▶ [TASK PROMPT]: Exactly as written, print every line of the listing below and omit its pictures.

-=-=-

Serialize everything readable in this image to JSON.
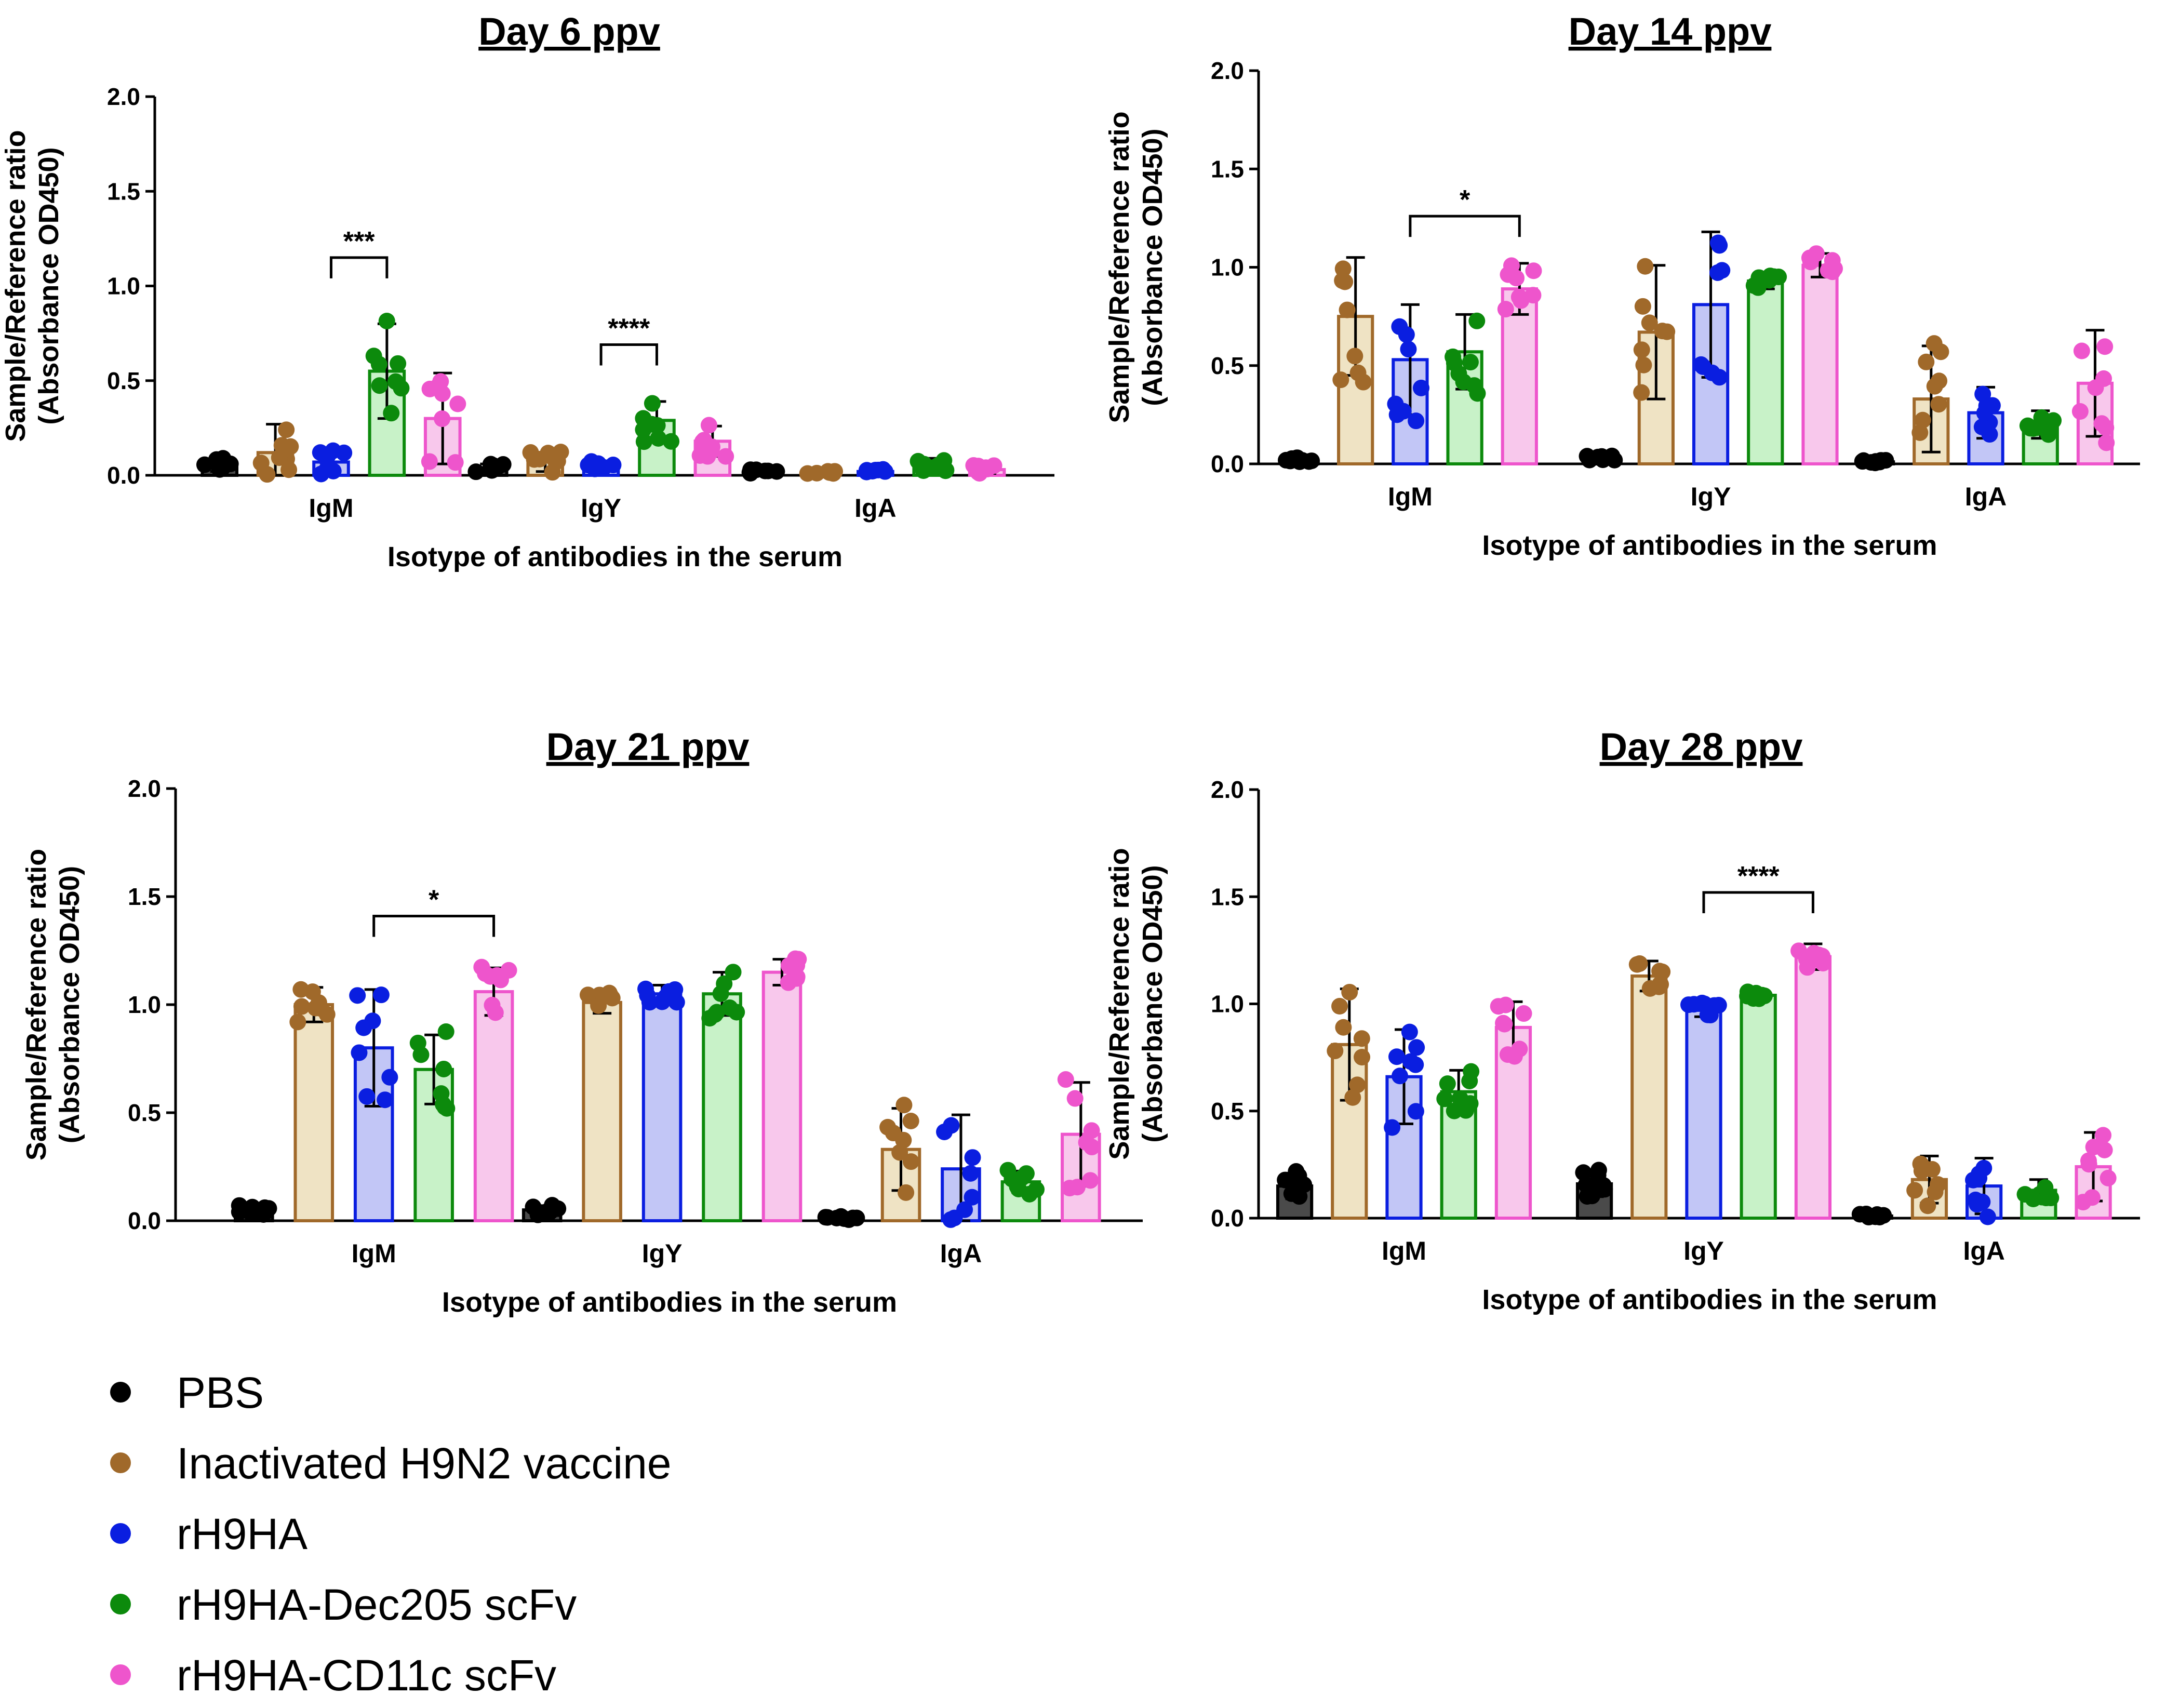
{
  "figure": {
    "groups": [
      {
        "name": "PBS",
        "color": "#000000",
        "fill": "#4a4a4a"
      },
      {
        "name": "Inactivated H9N2 vaccine",
        "color": "#a0692a",
        "fill": "#efe3c4"
      },
      {
        "name": "rH9HA",
        "color": "#0a1ee0",
        "fill": "#c2c6f6"
      },
      {
        "name": "rH9HA-Dec205 scFv",
        "color": "#0c8a0c",
        "fill": "#c8f2c8"
      },
      {
        "name": "rH9HA-CD11c scFv",
        "color": "#ee55cc",
        "fill": "#f8c8ec"
      }
    ]
  },
  "chart_data": [
    {
      "type": "bar",
      "title": "Day 6 ppv",
      "xlabel": "Isotype of antibodies in the serum",
      "ylabel": [
        "Sample/Reference ratio",
        "(Absorbance OD450)"
      ],
      "ylim": [
        0,
        2.0
      ],
      "yticks": [
        "0.0",
        "0.5",
        "1.0",
        "1.5",
        "2.0"
      ],
      "categories": [
        "IgM",
        "IgY",
        "IgA"
      ],
      "series": [
        {
          "name": "PBS",
          "values": [
            0.06,
            0.04,
            0.02
          ],
          "err": [
            0.04,
            0.02,
            0.01
          ]
        },
        {
          "name": "Inactivated H9N2 vaccine",
          "values": [
            0.12,
            0.07,
            0.02
          ],
          "err": [
            0.15,
            0.05,
            0.01
          ]
        },
        {
          "name": "rH9HA",
          "values": [
            0.07,
            0.05,
            0.02
          ],
          "err": [
            0.06,
            0.02,
            0.01
          ]
        },
        {
          "name": "rH9HA-Dec205 scFv",
          "values": [
            0.55,
            0.29,
            0.05
          ],
          "err": [
            0.25,
            0.1,
            0.04
          ]
        },
        {
          "name": "rH9HA-CD11c scFv",
          "values": [
            0.3,
            0.18,
            0.03
          ],
          "err": [
            0.24,
            0.08,
            0.02
          ]
        }
      ],
      "significance": [
        {
          "category": "IgM",
          "from": 2,
          "to": 3,
          "label": "***",
          "y": 1.15
        },
        {
          "category": "IgY",
          "from": 2,
          "to": 3,
          "label": "****",
          "y": 0.69
        }
      ]
    },
    {
      "type": "bar",
      "title": "Day 14 ppv",
      "xlabel": "Isotype of antibodies in the serum",
      "ylabel": [
        "Sample/Reference ratio",
        "(Absorbance OD450)"
      ],
      "ylim": [
        0,
        2.0
      ],
      "yticks": [
        "0.0",
        "0.5",
        "1.0",
        "1.5",
        "2.0"
      ],
      "categories": [
        "IgM",
        "IgY",
        "IgA"
      ],
      "series": [
        {
          "name": "PBS",
          "values": [
            0.02,
            0.03,
            0.01
          ],
          "err": [
            0.01,
            0.01,
            0.01
          ]
        },
        {
          "name": "Inactivated H9N2 vaccine",
          "values": [
            0.75,
            0.67,
            0.33
          ],
          "err": [
            0.3,
            0.34,
            0.27
          ]
        },
        {
          "name": "rH9HA",
          "values": [
            0.53,
            0.81,
            0.26
          ],
          "err": [
            0.28,
            0.37,
            0.13
          ]
        },
        {
          "name": "rH9HA-Dec205 scFv",
          "values": [
            0.57,
            0.93,
            0.2
          ],
          "err": [
            0.19,
            0.04,
            0.07
          ]
        },
        {
          "name": "rH9HA-CD11c scFv",
          "values": [
            0.89,
            1.01,
            0.41
          ],
          "err": [
            0.13,
            0.06,
            0.27
          ]
        }
      ],
      "significance": [
        {
          "category": "IgM",
          "from": 2,
          "to": 4,
          "label": "*",
          "y": 1.26
        }
      ]
    },
    {
      "type": "bar",
      "title": "Day 21 ppv",
      "xlabel": "Isotype of antibodies in the serum",
      "ylabel": [
        "Sample/Reference ratio",
        "(Absorbance OD450)"
      ],
      "ylim": [
        0,
        2.0
      ],
      "yticks": [
        "0.0",
        "0.5",
        "1.0",
        "1.5",
        "2.0"
      ],
      "categories": [
        "IgM",
        "IgY",
        "IgA"
      ],
      "series": [
        {
          "name": "PBS",
          "values": [
            0.05,
            0.05,
            0.01
          ],
          "err": [
            0.02,
            0.02,
            0.01
          ]
        },
        {
          "name": "Inactivated H9N2 vaccine",
          "values": [
            1.0,
            1.01,
            0.33
          ],
          "err": [
            0.08,
            0.05,
            0.19
          ]
        },
        {
          "name": "rH9HA",
          "values": [
            0.8,
            1.05,
            0.24
          ],
          "err": [
            0.27,
            0.04,
            0.25
          ]
        },
        {
          "name": "rH9HA-Dec205 scFv",
          "values": [
            0.7,
            1.05,
            0.18
          ],
          "err": [
            0.16,
            0.1,
            0.05
          ]
        },
        {
          "name": "rH9HA-CD11c scFv",
          "values": [
            1.06,
            1.15,
            0.4
          ],
          "err": [
            0.11,
            0.06,
            0.24
          ]
        }
      ],
      "significance": [
        {
          "category": "IgM",
          "from": 2,
          "to": 4,
          "label": "*",
          "y": 1.41
        }
      ]
    },
    {
      "type": "bar",
      "title": "Day 28 ppv",
      "xlabel": "Isotype of antibodies in the serum",
      "ylabel": [
        "Sample/Reference ratio",
        "(Absorbance OD450)"
      ],
      "ylim": [
        0,
        2.0
      ],
      "yticks": [
        "0.0",
        "0.5",
        "1.0",
        "1.5",
        "2.0"
      ],
      "categories": [
        "IgM",
        "IgY",
        "IgA"
      ],
      "series": [
        {
          "name": "PBS",
          "values": [
            0.15,
            0.16,
            0.01
          ],
          "err": [
            0.06,
            0.06,
            0.01
          ]
        },
        {
          "name": "Inactivated H9N2 vaccine",
          "values": [
            0.81,
            1.13,
            0.18
          ],
          "err": [
            0.26,
            0.07,
            0.11
          ]
        },
        {
          "name": "rH9HA",
          "values": [
            0.66,
            0.97,
            0.15
          ],
          "err": [
            0.22,
            0.03,
            0.13
          ]
        },
        {
          "name": "rH9HA-Dec205 scFv",
          "values": [
            0.59,
            1.04,
            0.13
          ],
          "err": [
            0.1,
            0.02,
            0.05
          ]
        },
        {
          "name": "rH9HA-CD11c scFv",
          "values": [
            0.89,
            1.22,
            0.24
          ],
          "err": [
            0.12,
            0.06,
            0.16
          ]
        }
      ],
      "significance": [
        {
          "category": "IgY",
          "from": 2,
          "to": 4,
          "label": "****",
          "y": 1.52
        }
      ]
    }
  ]
}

-=-=-

▶ [ANSWER TO THIS TASK]:
Serialize everything readable in this image to JSON.
{
  "figure": {
    "groups": [
      {
        "name": "PBS",
        "color": "#000000",
        "fill": "#4a4a4a"
      },
      {
        "name": "Inactivated H9N2 vaccine",
        "color": "#a0692a",
        "fill": "#efe3c4"
      },
      {
        "name": "rH9HA",
        "color": "#0a1ee0",
        "fill": "#c2c6f6"
      },
      {
        "name": "rH9HA-Dec205 scFv",
        "color": "#0c8a0c",
        "fill": "#c8f2c8"
      },
      {
        "name": "rH9HA-CD11c scFv",
        "color": "#ee55cc",
        "fill": "#f8c8ec"
      }
    ]
  },
  "chart_data": [
    {
      "type": "bar",
      "title": "Day 6 ppv",
      "xlabel": "Isotype of antibodies in the serum",
      "ylabel": [
        "Sample/Reference ratio",
        "(Absorbance OD450)"
      ],
      "ylim": [
        0,
        2.0
      ],
      "yticks": [
        "0.0",
        "0.5",
        "1.0",
        "1.5",
        "2.0"
      ],
      "categories": [
        "IgM",
        "IgY",
        "IgA"
      ],
      "series": [
        {
          "name": "PBS",
          "values": [
            0.06,
            0.04,
            0.02
          ],
          "err": [
            0.04,
            0.02,
            0.01
          ]
        },
        {
          "name": "Inactivated H9N2 vaccine",
          "values": [
            0.12,
            0.07,
            0.02
          ],
          "err": [
            0.15,
            0.05,
            0.01
          ]
        },
        {
          "name": "rH9HA",
          "values": [
            0.07,
            0.05,
            0.02
          ],
          "err": [
            0.06,
            0.02,
            0.01
          ]
        },
        {
          "name": "rH9HA-Dec205 scFv",
          "values": [
            0.55,
            0.29,
            0.05
          ],
          "err": [
            0.25,
            0.1,
            0.04
          ]
        },
        {
          "name": "rH9HA-CD11c scFv",
          "values": [
            0.3,
            0.18,
            0.03
          ],
          "err": [
            0.24,
            0.08,
            0.02
          ]
        }
      ],
      "significance": [
        {
          "category": "IgM",
          "from": 2,
          "to": 3,
          "label": "***",
          "y": 1.15
        },
        {
          "category": "IgY",
          "from": 2,
          "to": 3,
          "label": "****",
          "y": 0.69
        }
      ]
    },
    {
      "type": "bar",
      "title": "Day 14 ppv",
      "xlabel": "Isotype of antibodies in the serum",
      "ylabel": [
        "Sample/Reference ratio",
        "(Absorbance OD450)"
      ],
      "ylim": [
        0,
        2.0
      ],
      "yticks": [
        "0.0",
        "0.5",
        "1.0",
        "1.5",
        "2.0"
      ],
      "categories": [
        "IgM",
        "IgY",
        "IgA"
      ],
      "series": [
        {
          "name": "PBS",
          "values": [
            0.02,
            0.03,
            0.01
          ],
          "err": [
            0.01,
            0.01,
            0.01
          ]
        },
        {
          "name": "Inactivated H9N2 vaccine",
          "values": [
            0.75,
            0.67,
            0.33
          ],
          "err": [
            0.3,
            0.34,
            0.27
          ]
        },
        {
          "name": "rH9HA",
          "values": [
            0.53,
            0.81,
            0.26
          ],
          "err": [
            0.28,
            0.37,
            0.13
          ]
        },
        {
          "name": "rH9HA-Dec205 scFv",
          "values": [
            0.57,
            0.93,
            0.2
          ],
          "err": [
            0.19,
            0.04,
            0.07
          ]
        },
        {
          "name": "rH9HA-CD11c scFv",
          "values": [
            0.89,
            1.01,
            0.41
          ],
          "err": [
            0.13,
            0.06,
            0.27
          ]
        }
      ],
      "significance": [
        {
          "category": "IgM",
          "from": 2,
          "to": 4,
          "label": "*",
          "y": 1.26
        }
      ]
    },
    {
      "type": "bar",
      "title": "Day 21 ppv",
      "xlabel": "Isotype of antibodies in the serum",
      "ylabel": [
        "Sample/Reference ratio",
        "(Absorbance OD450)"
      ],
      "ylim": [
        0,
        2.0
      ],
      "yticks": [
        "0.0",
        "0.5",
        "1.0",
        "1.5",
        "2.0"
      ],
      "categories": [
        "IgM",
        "IgY",
        "IgA"
      ],
      "series": [
        {
          "name": "PBS",
          "values": [
            0.05,
            0.05,
            0.01
          ],
          "err": [
            0.02,
            0.02,
            0.01
          ]
        },
        {
          "name": "Inactivated H9N2 vaccine",
          "values": [
            1.0,
            1.01,
            0.33
          ],
          "err": [
            0.08,
            0.05,
            0.19
          ]
        },
        {
          "name": "rH9HA",
          "values": [
            0.8,
            1.05,
            0.24
          ],
          "err": [
            0.27,
            0.04,
            0.25
          ]
        },
        {
          "name": "rH9HA-Dec205 scFv",
          "values": [
            0.7,
            1.05,
            0.18
          ],
          "err": [
            0.16,
            0.1,
            0.05
          ]
        },
        {
          "name": "rH9HA-CD11c scFv",
          "values": [
            1.06,
            1.15,
            0.4
          ],
          "err": [
            0.11,
            0.06,
            0.24
          ]
        }
      ],
      "significance": [
        {
          "category": "IgM",
          "from": 2,
          "to": 4,
          "label": "*",
          "y": 1.41
        }
      ]
    },
    {
      "type": "bar",
      "title": "Day 28 ppv",
      "xlabel": "Isotype of antibodies in the serum",
      "ylabel": [
        "Sample/Reference ratio",
        "(Absorbance OD450)"
      ],
      "ylim": [
        0,
        2.0
      ],
      "yticks": [
        "0.0",
        "0.5",
        "1.0",
        "1.5",
        "2.0"
      ],
      "categories": [
        "IgM",
        "IgY",
        "IgA"
      ],
      "series": [
        {
          "name": "PBS",
          "values": [
            0.15,
            0.16,
            0.01
          ],
          "err": [
            0.06,
            0.06,
            0.01
          ]
        },
        {
          "name": "Inactivated H9N2 vaccine",
          "values": [
            0.81,
            1.13,
            0.18
          ],
          "err": [
            0.26,
            0.07,
            0.11
          ]
        },
        {
          "name": "rH9HA",
          "values": [
            0.66,
            0.97,
            0.15
          ],
          "err": [
            0.22,
            0.03,
            0.13
          ]
        },
        {
          "name": "rH9HA-Dec205 scFv",
          "values": [
            0.59,
            1.04,
            0.13
          ],
          "err": [
            0.1,
            0.02,
            0.05
          ]
        },
        {
          "name": "rH9HA-CD11c scFv",
          "values": [
            0.89,
            1.22,
            0.24
          ],
          "err": [
            0.12,
            0.06,
            0.16
          ]
        }
      ],
      "significance": [
        {
          "category": "IgY",
          "from": 2,
          "to": 4,
          "label": "****",
          "y": 1.52
        }
      ]
    }
  ]
}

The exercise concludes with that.